Collected data entries:
===============

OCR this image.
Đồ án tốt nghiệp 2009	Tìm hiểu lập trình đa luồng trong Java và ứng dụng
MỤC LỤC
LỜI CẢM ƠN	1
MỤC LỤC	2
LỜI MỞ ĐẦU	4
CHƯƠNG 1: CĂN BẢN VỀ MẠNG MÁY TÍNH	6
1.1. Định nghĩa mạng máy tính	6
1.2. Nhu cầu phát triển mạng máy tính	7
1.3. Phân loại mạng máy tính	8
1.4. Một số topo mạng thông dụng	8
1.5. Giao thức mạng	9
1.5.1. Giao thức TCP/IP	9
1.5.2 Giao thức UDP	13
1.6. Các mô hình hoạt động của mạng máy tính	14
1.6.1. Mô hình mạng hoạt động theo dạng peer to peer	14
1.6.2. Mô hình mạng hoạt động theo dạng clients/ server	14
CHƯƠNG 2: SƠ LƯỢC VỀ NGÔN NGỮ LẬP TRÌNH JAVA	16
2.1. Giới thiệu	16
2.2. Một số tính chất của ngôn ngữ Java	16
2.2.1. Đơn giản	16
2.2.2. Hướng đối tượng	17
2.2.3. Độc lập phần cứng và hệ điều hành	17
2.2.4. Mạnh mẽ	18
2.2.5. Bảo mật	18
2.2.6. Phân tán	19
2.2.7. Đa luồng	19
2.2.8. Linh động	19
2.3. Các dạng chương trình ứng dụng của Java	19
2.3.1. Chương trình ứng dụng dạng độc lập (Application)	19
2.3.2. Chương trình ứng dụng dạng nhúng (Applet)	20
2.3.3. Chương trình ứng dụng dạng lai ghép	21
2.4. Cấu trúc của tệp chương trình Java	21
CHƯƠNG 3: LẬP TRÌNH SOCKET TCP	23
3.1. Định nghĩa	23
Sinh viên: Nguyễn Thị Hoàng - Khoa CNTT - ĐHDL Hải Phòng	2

===============

> [PROBLEM DESCRIPTION]:
Write out every line of the preceding listing that contains "theo".

> [SOLUTION FOR THIS PROBLEM]:
1.6.1. Mô hình mạng hoạt động theo dạng peer to peer	14
1.6.2. Mô hình mạng hoạt động theo dạng clients/ server	14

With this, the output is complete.